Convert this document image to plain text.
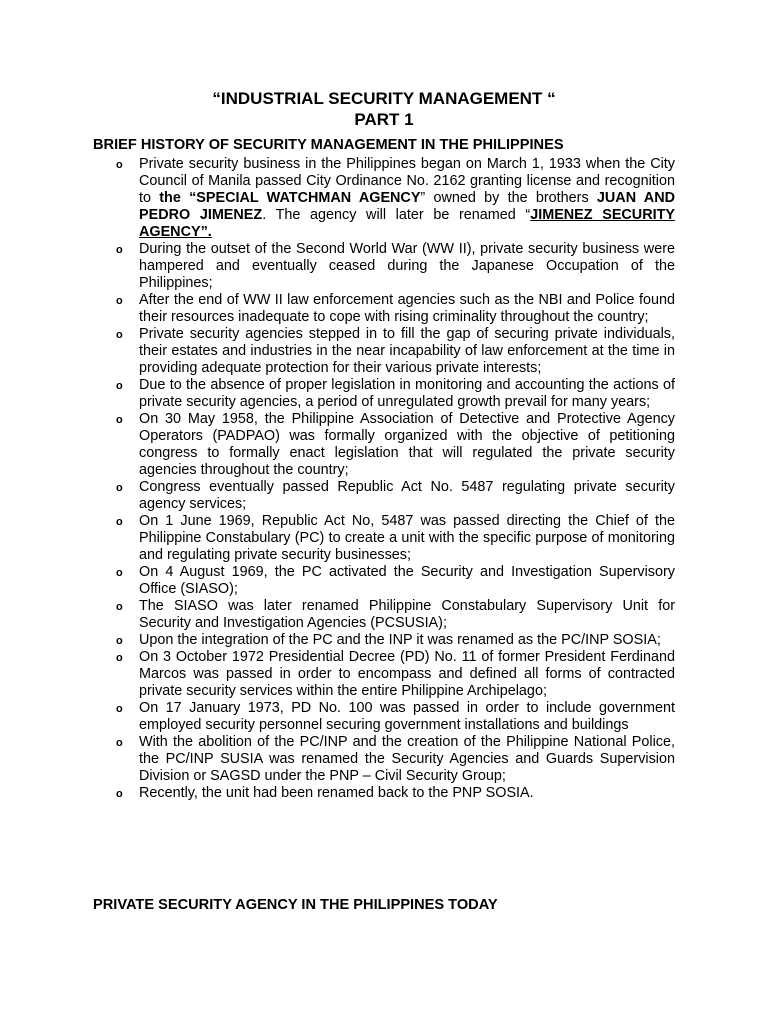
“INDUSTRIAL SECURITY MANAGEMENT “
PART 1
BRIEF HISTORY OF SECURITY MANAGEMENT IN THE PHILIPPINES
o Private security business in the Philippines began on March 1, 1933 when the City Council of Manila passed City Ordinance No. 2162 granting license and recognition to the “SPECIAL WATCHMAN AGENCY” owned by the brothers JUAN AND PEDRO JIMENEZ. The agency will later be renamed “JIMENEZ SECURITY AGENCY”.
o During the outset of the Second World War (WW II), private security business were hampered and eventually ceased during the Japanese Occupation of the Philippines;
o After the end of WW II law enforcement agencies such as the NBI and Police found their resources inadequate to cope with rising criminality throughout the country;
o Private security agencies stepped in to fill the gap of securing private individuals, their estates and industries in the near incapability of law enforcement at the time in providing adequate protection for their various private interests;
o Due to the absence of proper legislation in monitoring and accounting the actions of private security agencies, a period of unregulated growth prevail for many years;
o On 30 May 1958, the Philippine Association of Detective and Protective Agency Operators (PADPAO) was formally organized with the objective of petitioning congress to formally enact legislation that will regulated the private security agencies throughout the country;
o Congress eventually passed Republic Act No. 5487 regulating private security agency services;
o On 1 June 1969, Republic Act No, 5487 was passed directing the Chief of the Philippine Constabulary (PC) to create a unit with the specific purpose of monitoring and regulating private security businesses;
o On 4 August 1969, the PC activated the Security and Investigation Supervisory Office (SIASO);
o The SIASO was later renamed Philippine Constabulary Supervisory Unit for Security and Investigation Agencies (PCSUSIA);
o Upon the integration of the PC and the INP it was renamed as the PC/INP SOSIA;
o On 3 October 1972 Presidential Decree (PD) No. 11 of former President Ferdinand Marcos was passed in order to encompass and defined all forms of contracted private security services within the entire Philippine Archipelago;
o On 17 January 1973, PD No. 100 was passed in order to include government employed security personnel securing government installations and buildings
o With the abolition of the PC/INP and the creation of the Philippine National Police, the PC/INP SUSIA was renamed the Security Agencies and Guards Supervision Division or SAGSD under the PNP – Civil Security Group;
o Recently, the unit had been renamed back to the PNP SOSIA.
PRIVATE SECURITY AGENCY IN THE PHILIPPINES TODAY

++++

**REQUIREMENT**
Transcribe the records above exactly, omitting every picture they contain.

**RESPONSE FOR THIS EXERCISE**
Convert this document image to plain text.
“INDUSTRIAL SECURITY MANAGEMENT “
PART 1
BRIEF HISTORY OF SECURITY MANAGEMENT IN THE PHILIPPINES
o Private security business in the Philippines began on March 1, 1933 when the City Council of Manila passed City Ordinance No. 2162 granting license and recognition to the “SPECIAL WATCHMAN AGENCY” owned by the brothers JUAN AND PEDRO JIMENEZ. The agency will later be renamed “JIMENEZ SECURITY AGENCY”.
o During the outset of the Second World War (WW II), private security business were hampered and eventually ceased during the Japanese Occupation of the Philippines;
o After the end of WW II law enforcement agencies such as the NBI and Police found their resources inadequate to cope with rising criminality throughout the country;
o Private security agencies stepped in to fill the gap of securing private individuals, their estates and industries in the near incapability of law enforcement at the time in providing adequate protection for their various private interests;
o Due to the absence of proper legislation in monitoring and accounting the actions of private security agencies, a period of unregulated growth prevail for many years;
o On 30 May 1958, the Philippine Association of Detective and Protective Agency Operators (PADPAO) was formally organized with the objective of petitioning congress to formally enact legislation that will regulated the private security agencies throughout the country;
o Congress eventually passed Republic Act No. 5487 regulating private security agency services;
o On 1 June 1969, Republic Act No, 5487 was passed directing the Chief of the Philippine Constabulary (PC) to create a unit with the specific purpose of monitoring and regulating private security businesses;
o On 4 August 1969, the PC activated the Security and Investigation Supervisory Office (SIASO);
o The SIASO was later renamed Philippine Constabulary Supervisory Unit for Security and Investigation Agencies (PCSUSIA);
o Upon the integration of the PC and the INP it was renamed as the PC/INP SOSIA;
o On 3 October 1972 Presidential Decree (PD) No. 11 of former President Ferdinand Marcos was passed in order to encompass and defined all forms of contracted private security services within the entire Philippine Archipelago;
o On 17 January 1973, PD No. 100 was passed in order to include government employed security personnel securing government installations and buildings
o With the abolition of the PC/INP and the creation of the Philippine National Police, the PC/INP SUSIA was renamed the Security Agencies and Guards Supervision Division or SAGSD under the PNP – Civil Security Group;
o Recently, the unit had been renamed back to the PNP SOSIA.
PRIVATE SECURITY AGENCY IN THE PHILIPPINES TODAY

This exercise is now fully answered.